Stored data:
-*-

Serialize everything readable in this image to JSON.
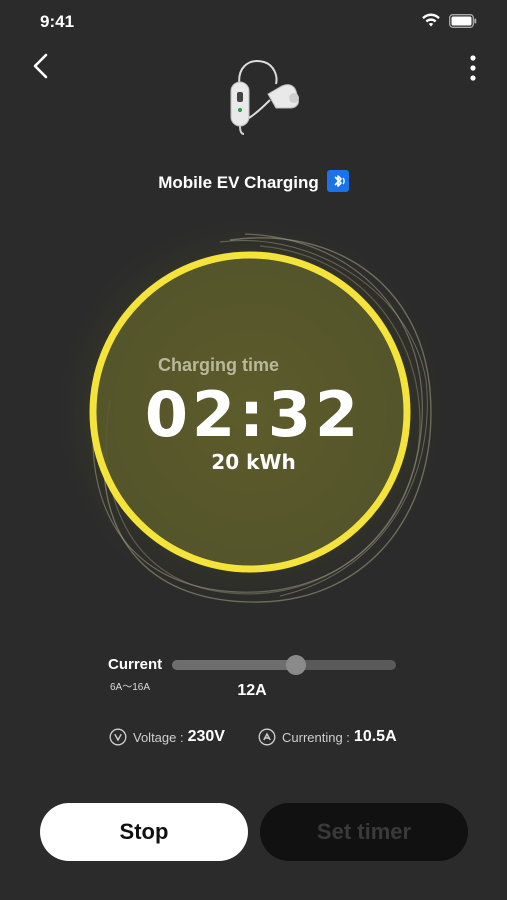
{
  "status_bar": {
    "time": "9:41"
  },
  "header": {
    "device_name": "Mobile EV Charging"
  },
  "charging": {
    "label": "Charging time",
    "time": "02:32",
    "energy": "20 kWh"
  },
  "current": {
    "label": "Current",
    "range": "6A～16A",
    "value": "12A",
    "min_a": 6,
    "max_a": 16,
    "current_a": 12
  },
  "stats": {
    "voltage_label": "Voltage :",
    "voltage_value": "230V",
    "currenting_label": "Currenting :",
    "currenting_value": "10.5A"
  },
  "actions": {
    "stop_label": "Stop",
    "timer_label": "Set timer"
  },
  "colors": {
    "accent": "#f4e33a",
    "ring_fill": "#5b5a2b",
    "background": "#2b2b2b"
  }
}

-*-

What to do: Repeat the material above in full and unchanged, minus its images.

Solution to this exercise:
Serialize everything readable in this image to JSON.
{
  "status_bar": {
    "time": "9:41"
  },
  "header": {
    "device_name": "Mobile EV Charging"
  },
  "charging": {
    "label": "Charging time",
    "time": "02:32",
    "energy": "20 kWh"
  },
  "current": {
    "label": "Current",
    "range": "6A～16A",
    "value": "12A",
    "min_a": 6,
    "max_a": 16,
    "current_a": 12
  },
  "stats": {
    "voltage_label": "Voltage :",
    "voltage_value": "230V",
    "currenting_label": "Currenting :",
    "currenting_value": "10.5A"
  },
  "actions": {
    "stop_label": "Stop",
    "timer_label": "Set timer"
  },
  "colors": {
    "accent": "#f4e33a",
    "ring_fill": "#5b5a2b",
    "background": "#2b2b2b"
  }
}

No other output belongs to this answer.